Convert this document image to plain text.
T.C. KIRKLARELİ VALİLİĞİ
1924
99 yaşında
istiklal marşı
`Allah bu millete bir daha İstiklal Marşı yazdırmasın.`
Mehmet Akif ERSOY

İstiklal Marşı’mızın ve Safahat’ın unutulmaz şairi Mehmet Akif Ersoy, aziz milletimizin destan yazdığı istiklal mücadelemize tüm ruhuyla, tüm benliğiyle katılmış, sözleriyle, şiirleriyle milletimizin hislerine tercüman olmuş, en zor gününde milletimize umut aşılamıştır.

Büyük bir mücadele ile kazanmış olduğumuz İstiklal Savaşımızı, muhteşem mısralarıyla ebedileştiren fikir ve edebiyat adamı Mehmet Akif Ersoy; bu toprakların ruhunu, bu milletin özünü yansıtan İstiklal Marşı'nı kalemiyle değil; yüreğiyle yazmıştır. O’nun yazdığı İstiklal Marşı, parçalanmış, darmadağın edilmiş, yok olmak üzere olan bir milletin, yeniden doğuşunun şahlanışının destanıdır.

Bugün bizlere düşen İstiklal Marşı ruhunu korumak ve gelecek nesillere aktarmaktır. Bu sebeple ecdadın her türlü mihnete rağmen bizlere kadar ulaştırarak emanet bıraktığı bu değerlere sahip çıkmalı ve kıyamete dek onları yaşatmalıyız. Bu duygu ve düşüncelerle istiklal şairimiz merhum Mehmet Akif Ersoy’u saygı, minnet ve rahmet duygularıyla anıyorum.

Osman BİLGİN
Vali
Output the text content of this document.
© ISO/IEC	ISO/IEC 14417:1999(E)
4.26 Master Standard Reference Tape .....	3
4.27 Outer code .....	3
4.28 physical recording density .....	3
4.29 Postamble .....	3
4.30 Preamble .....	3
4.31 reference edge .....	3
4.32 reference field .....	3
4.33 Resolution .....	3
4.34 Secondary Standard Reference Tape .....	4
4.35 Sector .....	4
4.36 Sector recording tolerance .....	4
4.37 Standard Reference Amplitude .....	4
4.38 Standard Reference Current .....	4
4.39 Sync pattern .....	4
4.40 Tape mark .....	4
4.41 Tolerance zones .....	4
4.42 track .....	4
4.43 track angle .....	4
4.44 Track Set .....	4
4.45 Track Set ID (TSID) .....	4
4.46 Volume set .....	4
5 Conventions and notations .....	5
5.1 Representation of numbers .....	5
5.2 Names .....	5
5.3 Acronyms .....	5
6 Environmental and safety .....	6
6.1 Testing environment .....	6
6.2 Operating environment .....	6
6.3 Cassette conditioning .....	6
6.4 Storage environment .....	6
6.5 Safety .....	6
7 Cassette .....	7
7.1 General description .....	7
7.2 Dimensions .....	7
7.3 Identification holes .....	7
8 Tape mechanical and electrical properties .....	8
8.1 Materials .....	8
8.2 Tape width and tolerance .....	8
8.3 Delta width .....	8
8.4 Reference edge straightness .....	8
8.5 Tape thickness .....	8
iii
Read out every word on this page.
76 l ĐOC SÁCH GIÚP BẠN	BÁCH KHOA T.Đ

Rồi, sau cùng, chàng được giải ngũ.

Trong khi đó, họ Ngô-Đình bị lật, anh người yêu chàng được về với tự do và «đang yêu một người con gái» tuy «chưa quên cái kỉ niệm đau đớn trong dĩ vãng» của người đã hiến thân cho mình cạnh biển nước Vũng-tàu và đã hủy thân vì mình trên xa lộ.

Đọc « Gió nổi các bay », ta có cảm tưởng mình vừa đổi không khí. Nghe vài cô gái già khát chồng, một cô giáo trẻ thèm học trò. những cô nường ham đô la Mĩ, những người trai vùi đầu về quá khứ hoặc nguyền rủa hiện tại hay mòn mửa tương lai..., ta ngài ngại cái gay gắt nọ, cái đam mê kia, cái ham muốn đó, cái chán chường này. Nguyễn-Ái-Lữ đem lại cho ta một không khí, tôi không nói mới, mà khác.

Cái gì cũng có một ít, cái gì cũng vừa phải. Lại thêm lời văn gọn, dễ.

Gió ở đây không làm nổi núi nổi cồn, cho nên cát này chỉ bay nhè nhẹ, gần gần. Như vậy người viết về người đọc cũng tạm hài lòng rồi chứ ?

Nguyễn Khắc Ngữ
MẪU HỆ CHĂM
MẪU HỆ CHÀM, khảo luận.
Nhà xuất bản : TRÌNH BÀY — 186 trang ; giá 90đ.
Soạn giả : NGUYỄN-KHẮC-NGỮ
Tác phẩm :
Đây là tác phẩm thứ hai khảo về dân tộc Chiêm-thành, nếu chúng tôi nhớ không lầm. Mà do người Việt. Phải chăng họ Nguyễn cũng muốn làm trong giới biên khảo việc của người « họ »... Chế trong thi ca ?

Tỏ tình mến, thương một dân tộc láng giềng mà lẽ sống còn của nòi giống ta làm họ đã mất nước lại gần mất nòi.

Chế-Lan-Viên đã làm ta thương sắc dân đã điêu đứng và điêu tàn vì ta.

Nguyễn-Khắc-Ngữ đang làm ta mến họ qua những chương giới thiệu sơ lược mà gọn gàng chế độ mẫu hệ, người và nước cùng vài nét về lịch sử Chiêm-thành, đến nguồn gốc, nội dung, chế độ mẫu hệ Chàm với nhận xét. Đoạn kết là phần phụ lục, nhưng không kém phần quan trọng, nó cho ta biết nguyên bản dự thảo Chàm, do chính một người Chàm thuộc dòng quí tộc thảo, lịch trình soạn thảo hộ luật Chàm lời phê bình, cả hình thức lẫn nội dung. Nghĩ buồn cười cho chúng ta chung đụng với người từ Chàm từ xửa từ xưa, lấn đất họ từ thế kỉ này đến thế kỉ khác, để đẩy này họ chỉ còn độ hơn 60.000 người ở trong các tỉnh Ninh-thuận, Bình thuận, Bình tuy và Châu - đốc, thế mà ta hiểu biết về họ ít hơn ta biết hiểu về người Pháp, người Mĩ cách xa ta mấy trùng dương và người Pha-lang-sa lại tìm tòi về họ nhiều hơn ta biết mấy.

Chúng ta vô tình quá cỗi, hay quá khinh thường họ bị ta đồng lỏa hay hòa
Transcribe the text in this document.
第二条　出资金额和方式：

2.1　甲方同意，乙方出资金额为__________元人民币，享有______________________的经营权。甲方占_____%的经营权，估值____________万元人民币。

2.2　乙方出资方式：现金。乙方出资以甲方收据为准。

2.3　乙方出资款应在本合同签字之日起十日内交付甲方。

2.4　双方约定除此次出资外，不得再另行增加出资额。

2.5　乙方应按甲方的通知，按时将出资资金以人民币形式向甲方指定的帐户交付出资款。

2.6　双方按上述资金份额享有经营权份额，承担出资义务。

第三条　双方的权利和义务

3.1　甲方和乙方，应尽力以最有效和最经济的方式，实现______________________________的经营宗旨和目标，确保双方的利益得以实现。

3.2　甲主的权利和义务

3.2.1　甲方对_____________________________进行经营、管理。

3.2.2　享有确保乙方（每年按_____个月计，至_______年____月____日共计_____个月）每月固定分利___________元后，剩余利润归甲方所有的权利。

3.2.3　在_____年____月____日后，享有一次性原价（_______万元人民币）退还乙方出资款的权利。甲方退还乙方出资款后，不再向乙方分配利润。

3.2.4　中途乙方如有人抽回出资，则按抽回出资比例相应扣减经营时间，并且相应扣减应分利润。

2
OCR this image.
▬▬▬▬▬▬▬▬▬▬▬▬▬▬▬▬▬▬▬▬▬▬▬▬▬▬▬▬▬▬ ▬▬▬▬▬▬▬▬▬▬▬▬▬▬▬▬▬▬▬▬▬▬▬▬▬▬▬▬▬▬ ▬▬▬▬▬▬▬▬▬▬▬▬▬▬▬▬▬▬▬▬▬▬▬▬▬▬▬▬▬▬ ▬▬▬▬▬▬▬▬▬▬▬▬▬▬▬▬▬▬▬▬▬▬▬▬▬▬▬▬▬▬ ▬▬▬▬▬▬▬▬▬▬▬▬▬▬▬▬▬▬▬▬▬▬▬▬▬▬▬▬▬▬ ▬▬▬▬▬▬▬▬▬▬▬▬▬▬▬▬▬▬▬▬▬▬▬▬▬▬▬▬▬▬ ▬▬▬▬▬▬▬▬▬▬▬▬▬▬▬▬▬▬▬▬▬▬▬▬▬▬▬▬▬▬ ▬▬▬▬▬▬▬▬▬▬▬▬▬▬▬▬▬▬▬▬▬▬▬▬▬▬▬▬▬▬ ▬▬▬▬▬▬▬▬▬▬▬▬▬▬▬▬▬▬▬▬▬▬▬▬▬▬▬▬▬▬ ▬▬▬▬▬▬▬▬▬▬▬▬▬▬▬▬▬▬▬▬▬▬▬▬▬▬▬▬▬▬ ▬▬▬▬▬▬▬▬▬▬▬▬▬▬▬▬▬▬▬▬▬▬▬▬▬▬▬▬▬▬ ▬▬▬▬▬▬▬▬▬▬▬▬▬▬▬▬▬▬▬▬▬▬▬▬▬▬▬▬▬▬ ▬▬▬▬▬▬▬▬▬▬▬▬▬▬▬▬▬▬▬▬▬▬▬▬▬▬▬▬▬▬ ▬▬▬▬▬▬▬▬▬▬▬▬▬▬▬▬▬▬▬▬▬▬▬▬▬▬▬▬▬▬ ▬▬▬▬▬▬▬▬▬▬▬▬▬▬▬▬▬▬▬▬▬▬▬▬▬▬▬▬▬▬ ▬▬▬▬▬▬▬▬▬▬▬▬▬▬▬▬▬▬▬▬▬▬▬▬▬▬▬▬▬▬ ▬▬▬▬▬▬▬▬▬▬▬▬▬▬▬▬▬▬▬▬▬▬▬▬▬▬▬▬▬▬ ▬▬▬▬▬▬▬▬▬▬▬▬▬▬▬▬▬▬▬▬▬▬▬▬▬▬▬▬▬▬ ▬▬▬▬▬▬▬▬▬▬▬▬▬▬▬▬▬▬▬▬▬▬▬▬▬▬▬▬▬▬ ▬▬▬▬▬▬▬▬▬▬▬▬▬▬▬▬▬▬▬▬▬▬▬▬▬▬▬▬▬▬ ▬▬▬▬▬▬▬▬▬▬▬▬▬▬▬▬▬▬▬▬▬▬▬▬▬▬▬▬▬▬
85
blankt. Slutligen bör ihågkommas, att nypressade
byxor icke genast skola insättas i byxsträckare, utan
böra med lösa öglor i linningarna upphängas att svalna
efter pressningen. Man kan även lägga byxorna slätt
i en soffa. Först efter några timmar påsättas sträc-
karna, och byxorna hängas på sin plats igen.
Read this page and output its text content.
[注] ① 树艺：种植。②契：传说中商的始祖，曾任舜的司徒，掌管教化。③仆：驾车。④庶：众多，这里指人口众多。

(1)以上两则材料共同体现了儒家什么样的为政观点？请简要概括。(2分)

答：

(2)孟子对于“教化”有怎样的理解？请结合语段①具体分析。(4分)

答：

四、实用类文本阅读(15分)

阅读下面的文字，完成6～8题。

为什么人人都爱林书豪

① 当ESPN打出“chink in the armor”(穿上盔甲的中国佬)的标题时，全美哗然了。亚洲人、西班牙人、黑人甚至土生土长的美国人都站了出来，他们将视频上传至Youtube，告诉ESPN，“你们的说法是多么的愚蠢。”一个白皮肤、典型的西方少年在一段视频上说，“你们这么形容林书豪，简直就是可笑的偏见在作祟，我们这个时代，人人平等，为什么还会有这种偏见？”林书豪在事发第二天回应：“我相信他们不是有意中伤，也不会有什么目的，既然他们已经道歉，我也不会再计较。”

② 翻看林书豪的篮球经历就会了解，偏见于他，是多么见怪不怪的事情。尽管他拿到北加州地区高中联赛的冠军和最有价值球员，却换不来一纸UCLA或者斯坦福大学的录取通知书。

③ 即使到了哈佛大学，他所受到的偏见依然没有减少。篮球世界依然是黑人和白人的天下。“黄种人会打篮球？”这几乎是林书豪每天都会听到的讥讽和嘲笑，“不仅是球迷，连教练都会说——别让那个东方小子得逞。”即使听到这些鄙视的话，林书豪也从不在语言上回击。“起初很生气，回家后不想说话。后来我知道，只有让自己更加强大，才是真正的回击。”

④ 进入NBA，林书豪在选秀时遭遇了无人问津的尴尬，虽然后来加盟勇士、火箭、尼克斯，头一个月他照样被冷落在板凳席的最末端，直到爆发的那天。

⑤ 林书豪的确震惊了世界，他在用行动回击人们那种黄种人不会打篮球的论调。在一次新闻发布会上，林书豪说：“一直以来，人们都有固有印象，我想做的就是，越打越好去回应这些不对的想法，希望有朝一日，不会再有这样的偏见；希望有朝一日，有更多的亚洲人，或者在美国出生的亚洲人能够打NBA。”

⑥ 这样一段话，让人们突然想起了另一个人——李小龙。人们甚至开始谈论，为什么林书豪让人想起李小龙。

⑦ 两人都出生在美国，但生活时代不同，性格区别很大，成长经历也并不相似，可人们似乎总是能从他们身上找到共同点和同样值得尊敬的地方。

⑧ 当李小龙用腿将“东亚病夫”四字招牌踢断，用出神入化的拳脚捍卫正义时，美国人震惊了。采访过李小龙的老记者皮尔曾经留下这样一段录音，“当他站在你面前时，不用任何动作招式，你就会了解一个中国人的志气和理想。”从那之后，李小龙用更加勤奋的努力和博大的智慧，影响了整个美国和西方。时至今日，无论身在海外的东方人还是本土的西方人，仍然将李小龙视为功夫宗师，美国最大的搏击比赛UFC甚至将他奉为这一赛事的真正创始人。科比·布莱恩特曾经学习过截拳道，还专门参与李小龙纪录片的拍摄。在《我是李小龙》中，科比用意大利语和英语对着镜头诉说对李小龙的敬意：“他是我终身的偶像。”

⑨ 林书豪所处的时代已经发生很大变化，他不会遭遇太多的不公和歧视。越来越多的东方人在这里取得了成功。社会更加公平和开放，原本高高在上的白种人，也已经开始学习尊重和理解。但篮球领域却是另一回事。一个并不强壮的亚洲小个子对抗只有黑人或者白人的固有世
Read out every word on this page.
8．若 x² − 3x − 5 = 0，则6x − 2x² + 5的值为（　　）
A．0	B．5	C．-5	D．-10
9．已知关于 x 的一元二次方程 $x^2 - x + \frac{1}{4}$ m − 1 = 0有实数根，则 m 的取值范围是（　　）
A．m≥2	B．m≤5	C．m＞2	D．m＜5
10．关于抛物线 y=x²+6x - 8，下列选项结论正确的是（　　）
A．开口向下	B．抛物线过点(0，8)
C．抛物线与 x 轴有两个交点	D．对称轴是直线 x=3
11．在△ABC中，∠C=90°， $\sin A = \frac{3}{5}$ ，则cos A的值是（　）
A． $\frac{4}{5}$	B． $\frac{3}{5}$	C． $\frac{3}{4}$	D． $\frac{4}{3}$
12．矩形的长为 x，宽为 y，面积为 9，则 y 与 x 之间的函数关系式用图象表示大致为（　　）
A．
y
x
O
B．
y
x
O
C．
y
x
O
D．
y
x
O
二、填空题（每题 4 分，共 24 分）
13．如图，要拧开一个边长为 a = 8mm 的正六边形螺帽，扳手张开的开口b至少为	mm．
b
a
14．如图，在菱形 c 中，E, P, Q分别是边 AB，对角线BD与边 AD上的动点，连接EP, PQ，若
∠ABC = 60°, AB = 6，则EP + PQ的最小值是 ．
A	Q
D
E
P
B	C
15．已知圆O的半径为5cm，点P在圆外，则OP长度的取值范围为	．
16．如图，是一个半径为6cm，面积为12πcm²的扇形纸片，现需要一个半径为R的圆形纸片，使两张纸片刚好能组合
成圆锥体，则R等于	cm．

_PROBLEM TO SOLVE_
For each line above that contains the word "được", copy that line.

_COMPLETE ANSWER_
Rồi, sau cùng, chàng được giải ngũ.
Trong khi đó, họ Ngô-Đình bị lật, anh người yêu chàng được về với tự do và «đang yêu một người con gái» tuy «chưa quên cái kỉ niệm đau đớn trong dĩ vãng» của người đã hiến thân cho mình cạnh biển nước Vũng-tàu và đã hủy thân vì mình trên xa lộ.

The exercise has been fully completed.